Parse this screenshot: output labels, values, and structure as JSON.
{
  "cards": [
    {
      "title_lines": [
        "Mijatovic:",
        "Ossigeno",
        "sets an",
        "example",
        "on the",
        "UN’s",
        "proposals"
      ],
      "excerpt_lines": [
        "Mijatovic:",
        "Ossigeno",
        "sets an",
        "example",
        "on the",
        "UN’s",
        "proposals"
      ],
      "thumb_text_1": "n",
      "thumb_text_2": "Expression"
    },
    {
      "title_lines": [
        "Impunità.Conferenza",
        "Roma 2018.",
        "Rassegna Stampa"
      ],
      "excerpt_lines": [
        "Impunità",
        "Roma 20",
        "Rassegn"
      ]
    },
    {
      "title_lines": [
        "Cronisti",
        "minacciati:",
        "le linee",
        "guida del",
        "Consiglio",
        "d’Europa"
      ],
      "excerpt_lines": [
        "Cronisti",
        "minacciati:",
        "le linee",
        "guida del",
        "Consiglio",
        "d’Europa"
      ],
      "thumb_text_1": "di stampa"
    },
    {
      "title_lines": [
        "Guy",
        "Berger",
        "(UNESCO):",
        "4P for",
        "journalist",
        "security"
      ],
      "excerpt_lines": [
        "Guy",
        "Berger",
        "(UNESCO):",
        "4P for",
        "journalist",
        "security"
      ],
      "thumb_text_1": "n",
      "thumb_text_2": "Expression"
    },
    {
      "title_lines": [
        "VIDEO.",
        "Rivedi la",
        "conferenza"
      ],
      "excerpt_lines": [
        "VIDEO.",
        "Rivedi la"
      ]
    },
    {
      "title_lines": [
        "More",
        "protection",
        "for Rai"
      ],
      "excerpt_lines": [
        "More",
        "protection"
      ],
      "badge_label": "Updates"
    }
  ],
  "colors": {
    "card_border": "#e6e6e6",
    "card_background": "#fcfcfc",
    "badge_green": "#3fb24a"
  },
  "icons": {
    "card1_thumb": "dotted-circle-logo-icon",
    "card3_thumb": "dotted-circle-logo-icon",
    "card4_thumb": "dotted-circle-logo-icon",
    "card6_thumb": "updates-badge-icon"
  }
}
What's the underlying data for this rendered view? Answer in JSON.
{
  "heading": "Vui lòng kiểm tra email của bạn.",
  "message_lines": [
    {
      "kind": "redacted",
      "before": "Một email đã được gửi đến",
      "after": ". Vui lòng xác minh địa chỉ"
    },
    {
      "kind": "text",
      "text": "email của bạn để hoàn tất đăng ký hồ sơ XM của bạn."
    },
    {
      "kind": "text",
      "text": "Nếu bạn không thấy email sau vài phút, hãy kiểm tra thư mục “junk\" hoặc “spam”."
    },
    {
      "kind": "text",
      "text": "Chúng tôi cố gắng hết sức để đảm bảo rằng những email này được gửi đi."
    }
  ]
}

▸ Your goal: Where a line contains the string "dotted", extract that line.

▸ Written solution:
    "card1_thumb": "dotted-circle-logo-icon",
    "card3_thumb": "dotted-circle-logo-icon",
    "card4_thumb": "dotted-circle-logo-icon",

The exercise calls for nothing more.